Passage to read:
Thanks to AI enthusiasm, Nvidia – while not as expensive as internet server company Cisco was during the internet boom – is arguably expensive relative to the rest of today’s market, and could potentially pull back on profit taking later this year. Another possible victim of its own success, the S&P 500 Index, is expensive relative to earnings and dividend growth when looked at through the lens of bonds.

The 10-year, BBB corporate bond yield, a good proxy for the market’s forward price/earnings ratio (PE), implies a forward PE multiple of about 17x, yet the S&P is trading at a forward PE closer to 21x. Meanwhile, the market advanced against a backdrop of higher interest rates this year even though earnings expectations have remained largely unchanged. However, the average stock in the S&P is more fairly priced and the “S&P 495” could lead the way higher in the second half.

On average, S&P 500 companies are trading at about 17x next year’s earnings, which is more closely aligned to the bond market. Remarkably, more than half of the S&P 500’s constituents are trading more than 20 per cent below their all-time highs. 

Broadening of US Equity Markets

We expect US equity markets to broaden later this year as the possibility of lower rates comes into focus. That means high-quality companies, particularly those with persistent dividend growth, will likely continue to lead their lower-quality counterparts in an incremental restrictive borrowing environment.   While we expect lower short-term rates, real rates, the spread over inflation, will remain high.

Year to date, the S&P “High-Quality Index” has outperformed the S&P “Low-Quality Index” by nearly 20%, as high borrowing costs are driving a wedge between companies generating favorable cash flow and those relying on debt financing. Despite their outperformance, quality companies are still only trading at a slight premium to the S&P 500 and below their pre-pandemic relative valuation level. Quality small caps would also benefit from a broadening market, as the bar for outperforming analysts’ earnings estimates is low in today’s environment.  We also expect the dollar to remain strong, representing another positive for small companies, particularly those firms that import their goods and sell them domestically. 

Several other factors should be considered as we enter the back half of the year, not the least of which is the presidential election. History suggests stock markets are quiescent in election years as incumbents try to create a favorable financial market backdrop. Over the last 10 election years dating back to 1988, the S&P 500 gained ground in six of them with an average return in the mid-teens. Of the three negative election years (2000, 2008 and 2016), all three were negative at this point in the year. In fact, 2024 has been the best-performing election year at this point in the cycle. 

We also expect easing interest rates to provide a risk-taking tailwind. Early evidence suggests that households are pulling back on spending, which will help drive inflation and interest rates lower later this year. Americans have whittled down their pandemic savings and have increasingly relied on plastic to meet their spending needs. That’s unsustainable. Meanwhile, retailers like Walmart and Target are already cutting prices on thousands of goods to address weakening demand. 

Bottom Line

We expect markets to broaden as investors sense rate cuts on the horizon. While the Fed is currently satisfied with standing pat on monetary policy, we believe the future path of interest rates will depend on “wealth effect” contributors, like the housing market, job market and the stock market. Housing affordability is lower today than it was during the 2006 housing bubble, although we expect prices to stay high through the election. We are also closely monitoring the job market.  Job growth and wages have been strong, and all but one sector has enjoyed robust wage growth this year. However, an increasing number of industry sectors are seeing wage growth fall below the inflation rate. Leisure and hospitality, the hottest job sector post-pandemic, has seen wage growth fall meaningfully below the rate of inflation. We expect positive yet slowing wage growth, helping justify lower interest rates and broader equity participation.

List of tasks:
A. Reproduce the stretch of the market commentary from "The 10-year, BBB" through "their all-time highs.".
B. In the market commentary, what forward PE multiple does the 10-year, BBB corporate bond yield imply?

Available data:

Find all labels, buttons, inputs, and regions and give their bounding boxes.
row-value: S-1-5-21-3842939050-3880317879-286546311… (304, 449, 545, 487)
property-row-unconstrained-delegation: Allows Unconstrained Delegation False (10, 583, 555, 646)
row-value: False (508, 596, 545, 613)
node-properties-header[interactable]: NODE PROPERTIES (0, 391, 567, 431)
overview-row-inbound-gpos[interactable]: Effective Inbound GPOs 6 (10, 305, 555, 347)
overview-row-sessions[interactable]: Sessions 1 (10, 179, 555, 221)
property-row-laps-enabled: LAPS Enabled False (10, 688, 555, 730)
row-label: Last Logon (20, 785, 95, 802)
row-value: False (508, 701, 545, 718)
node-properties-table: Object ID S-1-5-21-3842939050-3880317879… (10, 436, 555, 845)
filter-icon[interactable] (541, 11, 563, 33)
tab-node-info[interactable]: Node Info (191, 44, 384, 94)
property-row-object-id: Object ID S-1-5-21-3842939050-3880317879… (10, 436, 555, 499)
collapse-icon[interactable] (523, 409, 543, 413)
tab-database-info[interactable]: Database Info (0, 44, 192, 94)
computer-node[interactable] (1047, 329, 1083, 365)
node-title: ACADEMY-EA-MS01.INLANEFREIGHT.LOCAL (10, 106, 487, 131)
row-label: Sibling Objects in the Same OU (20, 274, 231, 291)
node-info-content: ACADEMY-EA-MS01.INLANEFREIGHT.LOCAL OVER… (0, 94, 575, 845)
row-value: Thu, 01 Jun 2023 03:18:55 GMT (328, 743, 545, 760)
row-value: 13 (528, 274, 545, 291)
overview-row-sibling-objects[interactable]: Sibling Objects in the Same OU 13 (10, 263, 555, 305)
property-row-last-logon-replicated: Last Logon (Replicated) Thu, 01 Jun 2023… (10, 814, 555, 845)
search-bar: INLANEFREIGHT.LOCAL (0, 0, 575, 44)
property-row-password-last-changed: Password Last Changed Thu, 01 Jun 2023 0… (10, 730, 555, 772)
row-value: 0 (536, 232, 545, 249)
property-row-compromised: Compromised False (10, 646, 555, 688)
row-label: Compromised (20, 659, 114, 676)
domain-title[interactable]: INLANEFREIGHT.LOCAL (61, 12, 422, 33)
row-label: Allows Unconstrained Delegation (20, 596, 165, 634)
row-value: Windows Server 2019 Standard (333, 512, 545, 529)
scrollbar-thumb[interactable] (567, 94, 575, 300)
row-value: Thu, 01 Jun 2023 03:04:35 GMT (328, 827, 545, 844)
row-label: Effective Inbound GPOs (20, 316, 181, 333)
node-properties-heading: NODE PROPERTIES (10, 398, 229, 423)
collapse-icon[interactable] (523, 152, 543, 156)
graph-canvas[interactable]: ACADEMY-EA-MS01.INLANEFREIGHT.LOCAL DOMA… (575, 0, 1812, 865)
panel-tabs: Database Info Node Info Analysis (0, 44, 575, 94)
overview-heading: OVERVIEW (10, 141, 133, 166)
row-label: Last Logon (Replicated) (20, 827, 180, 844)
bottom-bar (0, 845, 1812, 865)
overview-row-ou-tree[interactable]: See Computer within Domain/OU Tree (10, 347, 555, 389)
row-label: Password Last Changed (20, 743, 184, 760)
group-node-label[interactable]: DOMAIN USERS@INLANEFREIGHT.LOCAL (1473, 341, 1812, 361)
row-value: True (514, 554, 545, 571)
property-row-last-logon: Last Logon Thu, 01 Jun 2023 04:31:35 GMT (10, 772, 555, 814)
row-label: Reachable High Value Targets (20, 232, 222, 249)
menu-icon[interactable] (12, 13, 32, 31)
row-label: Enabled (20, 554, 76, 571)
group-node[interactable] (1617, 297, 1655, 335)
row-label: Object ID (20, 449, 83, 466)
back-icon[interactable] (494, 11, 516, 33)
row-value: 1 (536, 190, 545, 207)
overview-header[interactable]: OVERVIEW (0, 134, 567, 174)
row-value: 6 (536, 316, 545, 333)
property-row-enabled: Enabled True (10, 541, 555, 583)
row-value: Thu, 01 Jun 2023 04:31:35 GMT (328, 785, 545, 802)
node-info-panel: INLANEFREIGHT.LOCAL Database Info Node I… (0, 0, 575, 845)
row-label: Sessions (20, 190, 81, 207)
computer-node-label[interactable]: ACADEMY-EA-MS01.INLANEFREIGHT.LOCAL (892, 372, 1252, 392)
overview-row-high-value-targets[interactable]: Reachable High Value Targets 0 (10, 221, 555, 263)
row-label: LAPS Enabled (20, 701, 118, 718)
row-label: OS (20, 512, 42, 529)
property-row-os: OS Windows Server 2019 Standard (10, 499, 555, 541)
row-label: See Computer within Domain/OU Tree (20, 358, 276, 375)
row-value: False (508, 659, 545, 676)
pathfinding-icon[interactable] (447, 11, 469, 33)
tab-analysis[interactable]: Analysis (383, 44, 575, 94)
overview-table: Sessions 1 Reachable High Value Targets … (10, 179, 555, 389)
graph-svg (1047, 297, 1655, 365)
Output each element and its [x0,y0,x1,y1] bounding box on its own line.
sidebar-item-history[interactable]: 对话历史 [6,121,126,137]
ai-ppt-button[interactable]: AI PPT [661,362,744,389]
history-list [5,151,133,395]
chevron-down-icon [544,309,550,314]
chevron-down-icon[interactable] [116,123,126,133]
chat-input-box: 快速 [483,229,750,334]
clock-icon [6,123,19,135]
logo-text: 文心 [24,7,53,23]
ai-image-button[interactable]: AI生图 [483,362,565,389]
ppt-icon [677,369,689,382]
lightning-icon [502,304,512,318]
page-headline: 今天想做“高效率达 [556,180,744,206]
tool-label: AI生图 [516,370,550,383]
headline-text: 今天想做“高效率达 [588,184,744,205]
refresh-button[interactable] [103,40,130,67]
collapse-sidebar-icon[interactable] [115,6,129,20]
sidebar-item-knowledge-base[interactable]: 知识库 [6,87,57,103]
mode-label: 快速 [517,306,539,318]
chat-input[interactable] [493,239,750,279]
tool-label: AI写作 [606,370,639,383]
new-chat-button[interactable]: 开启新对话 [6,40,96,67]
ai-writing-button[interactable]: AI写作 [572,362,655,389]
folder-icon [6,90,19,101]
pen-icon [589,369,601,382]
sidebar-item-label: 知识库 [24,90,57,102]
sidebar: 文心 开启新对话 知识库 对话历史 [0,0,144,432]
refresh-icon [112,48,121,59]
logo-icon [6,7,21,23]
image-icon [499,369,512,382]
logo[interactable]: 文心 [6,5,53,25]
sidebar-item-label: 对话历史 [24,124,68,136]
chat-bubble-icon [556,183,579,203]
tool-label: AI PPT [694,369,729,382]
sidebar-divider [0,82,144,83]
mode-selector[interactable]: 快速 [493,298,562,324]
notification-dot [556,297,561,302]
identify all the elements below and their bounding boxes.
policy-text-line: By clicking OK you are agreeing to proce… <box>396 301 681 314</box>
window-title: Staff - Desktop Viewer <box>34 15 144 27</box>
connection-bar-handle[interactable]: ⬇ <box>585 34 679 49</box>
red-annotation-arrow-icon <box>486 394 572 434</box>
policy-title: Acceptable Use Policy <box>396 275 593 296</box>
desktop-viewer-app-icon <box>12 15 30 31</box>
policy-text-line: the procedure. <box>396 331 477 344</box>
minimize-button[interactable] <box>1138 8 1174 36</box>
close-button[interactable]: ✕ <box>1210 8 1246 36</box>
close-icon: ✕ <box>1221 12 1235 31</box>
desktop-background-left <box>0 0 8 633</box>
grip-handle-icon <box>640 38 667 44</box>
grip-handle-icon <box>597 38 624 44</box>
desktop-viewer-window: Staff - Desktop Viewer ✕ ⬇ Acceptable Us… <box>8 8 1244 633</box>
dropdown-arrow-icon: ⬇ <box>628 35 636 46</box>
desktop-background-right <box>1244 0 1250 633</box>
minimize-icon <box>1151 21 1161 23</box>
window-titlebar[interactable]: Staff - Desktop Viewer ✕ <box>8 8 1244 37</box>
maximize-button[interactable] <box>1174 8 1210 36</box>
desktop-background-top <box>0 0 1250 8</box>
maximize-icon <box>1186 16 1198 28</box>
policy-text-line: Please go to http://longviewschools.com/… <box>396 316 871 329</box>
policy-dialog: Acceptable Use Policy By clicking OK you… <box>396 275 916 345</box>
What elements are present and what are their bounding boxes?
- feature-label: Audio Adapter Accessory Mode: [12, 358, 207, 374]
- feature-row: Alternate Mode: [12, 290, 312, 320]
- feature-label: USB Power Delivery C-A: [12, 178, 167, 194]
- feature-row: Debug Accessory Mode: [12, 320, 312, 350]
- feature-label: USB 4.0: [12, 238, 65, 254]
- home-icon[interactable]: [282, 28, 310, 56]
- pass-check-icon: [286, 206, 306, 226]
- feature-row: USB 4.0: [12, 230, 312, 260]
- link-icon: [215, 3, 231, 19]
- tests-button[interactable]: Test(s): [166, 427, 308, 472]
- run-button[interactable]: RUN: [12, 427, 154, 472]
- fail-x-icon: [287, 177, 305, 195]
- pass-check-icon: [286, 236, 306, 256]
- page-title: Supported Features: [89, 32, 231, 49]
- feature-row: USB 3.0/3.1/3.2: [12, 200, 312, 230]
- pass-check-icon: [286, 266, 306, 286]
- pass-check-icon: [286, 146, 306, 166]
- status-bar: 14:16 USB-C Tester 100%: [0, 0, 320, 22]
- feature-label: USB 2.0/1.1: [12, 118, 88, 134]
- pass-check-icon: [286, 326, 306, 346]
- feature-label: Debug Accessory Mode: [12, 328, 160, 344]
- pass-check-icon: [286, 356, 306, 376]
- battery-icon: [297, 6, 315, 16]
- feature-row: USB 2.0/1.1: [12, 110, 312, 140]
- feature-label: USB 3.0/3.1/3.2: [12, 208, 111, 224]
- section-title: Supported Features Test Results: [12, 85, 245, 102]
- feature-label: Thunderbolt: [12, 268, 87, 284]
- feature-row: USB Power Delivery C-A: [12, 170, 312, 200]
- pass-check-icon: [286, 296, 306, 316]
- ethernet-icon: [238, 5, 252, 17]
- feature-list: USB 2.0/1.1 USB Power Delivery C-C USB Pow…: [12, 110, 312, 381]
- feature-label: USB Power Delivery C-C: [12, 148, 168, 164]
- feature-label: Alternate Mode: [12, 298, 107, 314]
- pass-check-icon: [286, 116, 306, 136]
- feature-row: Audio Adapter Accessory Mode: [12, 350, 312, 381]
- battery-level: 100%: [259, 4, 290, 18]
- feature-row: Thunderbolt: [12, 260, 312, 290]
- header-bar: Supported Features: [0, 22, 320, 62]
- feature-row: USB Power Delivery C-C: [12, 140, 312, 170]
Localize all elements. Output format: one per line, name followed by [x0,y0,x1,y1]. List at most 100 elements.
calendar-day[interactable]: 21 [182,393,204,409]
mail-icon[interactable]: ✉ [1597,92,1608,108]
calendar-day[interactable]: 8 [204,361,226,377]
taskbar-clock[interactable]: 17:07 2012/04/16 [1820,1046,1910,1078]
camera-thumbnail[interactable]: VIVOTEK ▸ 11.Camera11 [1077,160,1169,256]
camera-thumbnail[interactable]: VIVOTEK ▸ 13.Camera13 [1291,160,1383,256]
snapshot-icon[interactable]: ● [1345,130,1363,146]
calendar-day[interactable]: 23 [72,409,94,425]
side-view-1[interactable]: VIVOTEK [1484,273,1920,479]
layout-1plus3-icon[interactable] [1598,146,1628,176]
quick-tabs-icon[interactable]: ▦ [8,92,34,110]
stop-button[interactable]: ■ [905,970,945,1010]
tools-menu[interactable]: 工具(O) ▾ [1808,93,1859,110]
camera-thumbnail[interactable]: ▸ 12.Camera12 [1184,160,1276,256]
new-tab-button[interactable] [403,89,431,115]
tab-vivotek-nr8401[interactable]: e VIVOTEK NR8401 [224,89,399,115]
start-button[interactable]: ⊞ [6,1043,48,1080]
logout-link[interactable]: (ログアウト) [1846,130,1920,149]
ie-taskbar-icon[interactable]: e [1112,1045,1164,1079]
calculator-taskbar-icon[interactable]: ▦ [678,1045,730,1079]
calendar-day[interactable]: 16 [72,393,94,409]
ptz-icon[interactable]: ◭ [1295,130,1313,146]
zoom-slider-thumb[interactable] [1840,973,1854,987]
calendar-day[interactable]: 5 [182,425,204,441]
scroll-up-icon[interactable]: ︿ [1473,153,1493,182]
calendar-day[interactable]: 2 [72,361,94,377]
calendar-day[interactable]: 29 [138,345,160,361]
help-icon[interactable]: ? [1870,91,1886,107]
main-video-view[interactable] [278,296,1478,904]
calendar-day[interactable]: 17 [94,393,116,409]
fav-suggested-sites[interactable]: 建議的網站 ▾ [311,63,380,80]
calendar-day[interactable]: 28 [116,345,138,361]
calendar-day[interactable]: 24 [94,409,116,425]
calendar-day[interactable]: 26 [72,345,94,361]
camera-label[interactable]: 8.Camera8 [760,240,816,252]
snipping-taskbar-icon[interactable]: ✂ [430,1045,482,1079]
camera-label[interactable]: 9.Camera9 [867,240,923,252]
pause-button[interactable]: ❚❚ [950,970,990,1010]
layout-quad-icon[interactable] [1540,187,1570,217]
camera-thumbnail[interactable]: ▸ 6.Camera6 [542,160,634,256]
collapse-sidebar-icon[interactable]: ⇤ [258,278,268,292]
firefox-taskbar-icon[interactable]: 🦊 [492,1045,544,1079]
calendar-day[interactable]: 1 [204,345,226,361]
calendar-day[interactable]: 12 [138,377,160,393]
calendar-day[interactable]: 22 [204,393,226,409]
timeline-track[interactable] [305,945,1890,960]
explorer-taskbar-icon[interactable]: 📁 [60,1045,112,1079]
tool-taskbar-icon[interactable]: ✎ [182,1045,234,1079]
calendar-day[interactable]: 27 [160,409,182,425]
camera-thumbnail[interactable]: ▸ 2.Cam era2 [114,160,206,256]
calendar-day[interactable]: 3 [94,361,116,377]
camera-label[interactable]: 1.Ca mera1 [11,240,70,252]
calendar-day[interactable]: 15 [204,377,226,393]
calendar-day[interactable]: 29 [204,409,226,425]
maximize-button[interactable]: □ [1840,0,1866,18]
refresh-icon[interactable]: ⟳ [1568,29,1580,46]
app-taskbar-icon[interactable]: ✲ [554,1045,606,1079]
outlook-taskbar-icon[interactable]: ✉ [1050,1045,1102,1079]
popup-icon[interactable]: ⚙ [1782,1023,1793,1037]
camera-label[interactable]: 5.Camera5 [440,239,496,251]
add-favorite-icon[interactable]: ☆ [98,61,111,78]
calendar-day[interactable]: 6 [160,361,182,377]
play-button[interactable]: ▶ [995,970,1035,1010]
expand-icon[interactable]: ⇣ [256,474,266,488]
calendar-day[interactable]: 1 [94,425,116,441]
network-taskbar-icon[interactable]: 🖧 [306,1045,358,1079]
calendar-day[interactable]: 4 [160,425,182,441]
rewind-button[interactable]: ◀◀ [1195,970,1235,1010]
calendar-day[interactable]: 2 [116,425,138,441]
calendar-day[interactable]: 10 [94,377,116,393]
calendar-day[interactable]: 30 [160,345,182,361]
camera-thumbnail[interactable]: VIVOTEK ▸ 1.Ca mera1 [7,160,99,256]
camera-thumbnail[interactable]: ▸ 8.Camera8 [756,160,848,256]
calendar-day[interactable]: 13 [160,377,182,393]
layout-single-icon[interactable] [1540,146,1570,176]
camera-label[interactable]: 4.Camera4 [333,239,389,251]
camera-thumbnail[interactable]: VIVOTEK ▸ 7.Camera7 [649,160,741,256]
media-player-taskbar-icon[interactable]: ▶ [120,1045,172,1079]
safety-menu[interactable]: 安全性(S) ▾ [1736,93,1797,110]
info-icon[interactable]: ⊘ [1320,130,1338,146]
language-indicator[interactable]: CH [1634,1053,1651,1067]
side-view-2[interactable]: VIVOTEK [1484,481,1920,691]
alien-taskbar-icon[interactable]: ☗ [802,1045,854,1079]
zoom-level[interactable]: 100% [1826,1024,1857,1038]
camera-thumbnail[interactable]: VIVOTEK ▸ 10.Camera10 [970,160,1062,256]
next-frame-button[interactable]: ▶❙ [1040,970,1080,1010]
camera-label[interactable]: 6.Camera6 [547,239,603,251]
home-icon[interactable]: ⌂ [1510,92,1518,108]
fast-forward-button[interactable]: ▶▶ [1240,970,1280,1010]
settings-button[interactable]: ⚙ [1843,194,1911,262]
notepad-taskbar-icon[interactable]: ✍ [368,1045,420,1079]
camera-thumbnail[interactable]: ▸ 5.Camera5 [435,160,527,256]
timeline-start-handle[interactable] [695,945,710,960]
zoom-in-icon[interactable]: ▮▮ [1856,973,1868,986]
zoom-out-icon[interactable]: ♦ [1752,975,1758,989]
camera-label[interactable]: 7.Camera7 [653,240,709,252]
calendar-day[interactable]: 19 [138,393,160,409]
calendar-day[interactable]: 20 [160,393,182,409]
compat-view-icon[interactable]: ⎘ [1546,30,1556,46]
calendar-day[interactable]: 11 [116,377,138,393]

Responses to the exercise:
A.
The 10-year, BBB corporate bond yield, a good proxy for the market’s forward price/earnings ratio (PE), implies a forward PE multiple of about 17x, yet the S&P is trading at a forward PE closer to 21x. Meanwhile, the market advanced against a backdrop of higher interest rates this year even though earnings expectations have remained largely unchanged. However, the average stock in the S&P is more fairly priced and the “S&P 495” could lead the way higher in the second half.

On average, S&P 500 companies are trading at about 17x next year’s earnings, which is more closely aligned to the bond market. Remarkably, more than half of the S&P 500’s constituents are trading more than 20 per cent below their all-time highs.

B. About 17x.